- _THE TASK_
Using the listing below, copy every line that mentions "Morocco".

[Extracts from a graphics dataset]
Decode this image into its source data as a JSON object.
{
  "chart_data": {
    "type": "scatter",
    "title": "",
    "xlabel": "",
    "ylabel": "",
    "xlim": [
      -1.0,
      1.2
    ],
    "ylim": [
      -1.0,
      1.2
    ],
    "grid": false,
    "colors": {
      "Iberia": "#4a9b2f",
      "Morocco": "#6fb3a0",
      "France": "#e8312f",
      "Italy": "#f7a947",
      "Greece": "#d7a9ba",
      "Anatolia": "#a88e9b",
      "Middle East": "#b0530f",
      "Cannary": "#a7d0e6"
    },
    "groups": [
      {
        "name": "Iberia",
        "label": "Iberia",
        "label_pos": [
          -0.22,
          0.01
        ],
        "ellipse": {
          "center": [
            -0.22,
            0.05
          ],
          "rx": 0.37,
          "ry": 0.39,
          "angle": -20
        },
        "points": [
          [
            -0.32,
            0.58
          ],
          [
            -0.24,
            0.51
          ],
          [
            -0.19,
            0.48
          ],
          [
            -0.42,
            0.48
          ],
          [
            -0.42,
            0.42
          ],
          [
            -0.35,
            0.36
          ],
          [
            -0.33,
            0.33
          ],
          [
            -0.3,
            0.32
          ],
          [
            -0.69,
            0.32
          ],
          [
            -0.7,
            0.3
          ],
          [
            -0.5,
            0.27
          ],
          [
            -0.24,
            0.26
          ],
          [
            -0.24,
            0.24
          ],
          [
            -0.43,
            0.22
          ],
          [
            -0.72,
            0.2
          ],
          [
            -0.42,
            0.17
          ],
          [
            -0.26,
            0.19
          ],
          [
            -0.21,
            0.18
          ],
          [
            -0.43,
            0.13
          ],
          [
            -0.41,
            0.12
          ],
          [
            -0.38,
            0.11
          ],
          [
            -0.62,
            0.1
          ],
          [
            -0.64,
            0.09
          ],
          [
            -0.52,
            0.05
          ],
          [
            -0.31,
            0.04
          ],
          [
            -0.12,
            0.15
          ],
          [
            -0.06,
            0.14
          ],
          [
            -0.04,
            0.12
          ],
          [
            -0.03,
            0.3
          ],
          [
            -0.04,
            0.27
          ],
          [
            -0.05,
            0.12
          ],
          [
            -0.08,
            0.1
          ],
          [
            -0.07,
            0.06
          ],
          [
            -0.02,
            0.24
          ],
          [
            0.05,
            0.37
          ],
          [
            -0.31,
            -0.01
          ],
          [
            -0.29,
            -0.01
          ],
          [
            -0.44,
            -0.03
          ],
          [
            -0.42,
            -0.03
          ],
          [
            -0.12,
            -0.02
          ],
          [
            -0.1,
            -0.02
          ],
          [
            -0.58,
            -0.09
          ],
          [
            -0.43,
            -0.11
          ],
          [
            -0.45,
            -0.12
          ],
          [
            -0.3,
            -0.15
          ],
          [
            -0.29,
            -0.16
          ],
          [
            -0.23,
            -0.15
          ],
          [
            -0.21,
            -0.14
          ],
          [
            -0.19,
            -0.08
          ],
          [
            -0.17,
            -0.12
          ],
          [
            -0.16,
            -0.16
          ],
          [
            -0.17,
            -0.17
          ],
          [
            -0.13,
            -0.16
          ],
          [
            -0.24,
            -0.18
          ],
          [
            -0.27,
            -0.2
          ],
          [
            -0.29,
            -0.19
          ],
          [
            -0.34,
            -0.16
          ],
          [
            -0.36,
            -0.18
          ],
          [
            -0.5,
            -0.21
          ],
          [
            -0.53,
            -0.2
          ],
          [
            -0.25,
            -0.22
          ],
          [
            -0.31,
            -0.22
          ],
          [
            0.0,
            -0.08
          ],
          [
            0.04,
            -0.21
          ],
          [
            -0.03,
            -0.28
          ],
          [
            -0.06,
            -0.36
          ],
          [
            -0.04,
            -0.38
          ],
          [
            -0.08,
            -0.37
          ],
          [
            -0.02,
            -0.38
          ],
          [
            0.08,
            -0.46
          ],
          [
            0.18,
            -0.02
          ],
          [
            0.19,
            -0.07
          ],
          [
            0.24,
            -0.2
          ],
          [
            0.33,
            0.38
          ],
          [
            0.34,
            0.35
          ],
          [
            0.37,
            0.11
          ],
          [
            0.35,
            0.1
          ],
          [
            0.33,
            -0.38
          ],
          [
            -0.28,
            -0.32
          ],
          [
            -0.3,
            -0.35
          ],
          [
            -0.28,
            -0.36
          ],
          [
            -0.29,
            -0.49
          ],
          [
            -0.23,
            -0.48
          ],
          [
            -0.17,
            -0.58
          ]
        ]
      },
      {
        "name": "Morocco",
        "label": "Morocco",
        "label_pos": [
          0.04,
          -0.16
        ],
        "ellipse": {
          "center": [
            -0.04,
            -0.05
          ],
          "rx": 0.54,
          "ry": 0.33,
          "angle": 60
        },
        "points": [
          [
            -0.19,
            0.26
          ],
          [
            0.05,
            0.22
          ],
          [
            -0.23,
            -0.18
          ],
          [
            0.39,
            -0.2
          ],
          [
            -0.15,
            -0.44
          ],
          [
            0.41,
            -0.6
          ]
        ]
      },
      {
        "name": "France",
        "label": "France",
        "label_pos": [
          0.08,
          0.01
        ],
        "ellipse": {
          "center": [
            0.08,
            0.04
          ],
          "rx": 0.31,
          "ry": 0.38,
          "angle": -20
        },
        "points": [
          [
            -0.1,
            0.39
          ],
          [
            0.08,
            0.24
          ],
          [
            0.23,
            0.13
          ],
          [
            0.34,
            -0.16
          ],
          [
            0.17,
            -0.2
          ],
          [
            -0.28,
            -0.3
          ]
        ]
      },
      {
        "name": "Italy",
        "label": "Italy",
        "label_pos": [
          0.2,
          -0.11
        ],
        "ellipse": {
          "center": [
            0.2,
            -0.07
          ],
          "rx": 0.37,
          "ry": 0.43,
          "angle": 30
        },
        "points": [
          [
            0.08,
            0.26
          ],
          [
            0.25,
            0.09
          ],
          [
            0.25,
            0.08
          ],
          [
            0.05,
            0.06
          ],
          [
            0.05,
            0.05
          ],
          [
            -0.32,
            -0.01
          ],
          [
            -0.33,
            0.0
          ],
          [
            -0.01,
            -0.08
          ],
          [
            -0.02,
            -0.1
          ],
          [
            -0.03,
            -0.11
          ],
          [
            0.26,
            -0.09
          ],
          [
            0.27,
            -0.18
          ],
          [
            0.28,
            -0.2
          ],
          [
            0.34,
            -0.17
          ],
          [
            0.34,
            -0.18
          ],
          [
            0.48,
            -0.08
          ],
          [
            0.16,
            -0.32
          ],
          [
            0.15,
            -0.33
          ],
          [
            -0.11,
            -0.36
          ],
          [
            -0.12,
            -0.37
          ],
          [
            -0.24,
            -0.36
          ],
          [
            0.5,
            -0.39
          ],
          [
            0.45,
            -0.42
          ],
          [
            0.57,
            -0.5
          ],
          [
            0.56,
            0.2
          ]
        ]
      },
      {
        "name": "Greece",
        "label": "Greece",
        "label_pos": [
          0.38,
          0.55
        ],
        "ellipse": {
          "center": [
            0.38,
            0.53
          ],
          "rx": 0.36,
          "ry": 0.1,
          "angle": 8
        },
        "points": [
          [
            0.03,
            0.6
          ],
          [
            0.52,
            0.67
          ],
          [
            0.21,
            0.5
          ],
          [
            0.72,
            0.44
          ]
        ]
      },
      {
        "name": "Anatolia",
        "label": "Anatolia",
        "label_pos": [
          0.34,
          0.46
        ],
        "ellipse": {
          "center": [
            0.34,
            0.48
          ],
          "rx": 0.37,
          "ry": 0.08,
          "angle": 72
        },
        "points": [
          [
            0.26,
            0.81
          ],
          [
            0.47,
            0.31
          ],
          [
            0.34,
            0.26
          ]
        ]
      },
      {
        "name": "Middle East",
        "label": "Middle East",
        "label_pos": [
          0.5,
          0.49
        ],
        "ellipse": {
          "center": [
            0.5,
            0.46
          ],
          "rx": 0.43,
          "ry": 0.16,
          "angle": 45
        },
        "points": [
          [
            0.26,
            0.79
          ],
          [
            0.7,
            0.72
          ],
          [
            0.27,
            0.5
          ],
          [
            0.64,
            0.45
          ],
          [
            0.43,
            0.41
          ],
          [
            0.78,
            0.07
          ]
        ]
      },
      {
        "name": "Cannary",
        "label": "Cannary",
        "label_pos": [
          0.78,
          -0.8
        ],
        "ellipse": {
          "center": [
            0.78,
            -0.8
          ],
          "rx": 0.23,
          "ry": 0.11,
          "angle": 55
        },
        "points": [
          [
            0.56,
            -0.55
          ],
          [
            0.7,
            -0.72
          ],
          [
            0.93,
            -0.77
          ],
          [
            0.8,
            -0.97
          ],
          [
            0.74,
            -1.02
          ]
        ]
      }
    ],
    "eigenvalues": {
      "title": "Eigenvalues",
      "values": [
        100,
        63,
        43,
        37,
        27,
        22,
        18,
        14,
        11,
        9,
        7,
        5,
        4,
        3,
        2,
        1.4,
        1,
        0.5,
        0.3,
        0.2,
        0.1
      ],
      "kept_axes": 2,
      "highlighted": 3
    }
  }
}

- _CORRECT OUTPUT_
      "Morocco": "#6fb3a0",
        "name": "Morocco",
        "label": "Morocco",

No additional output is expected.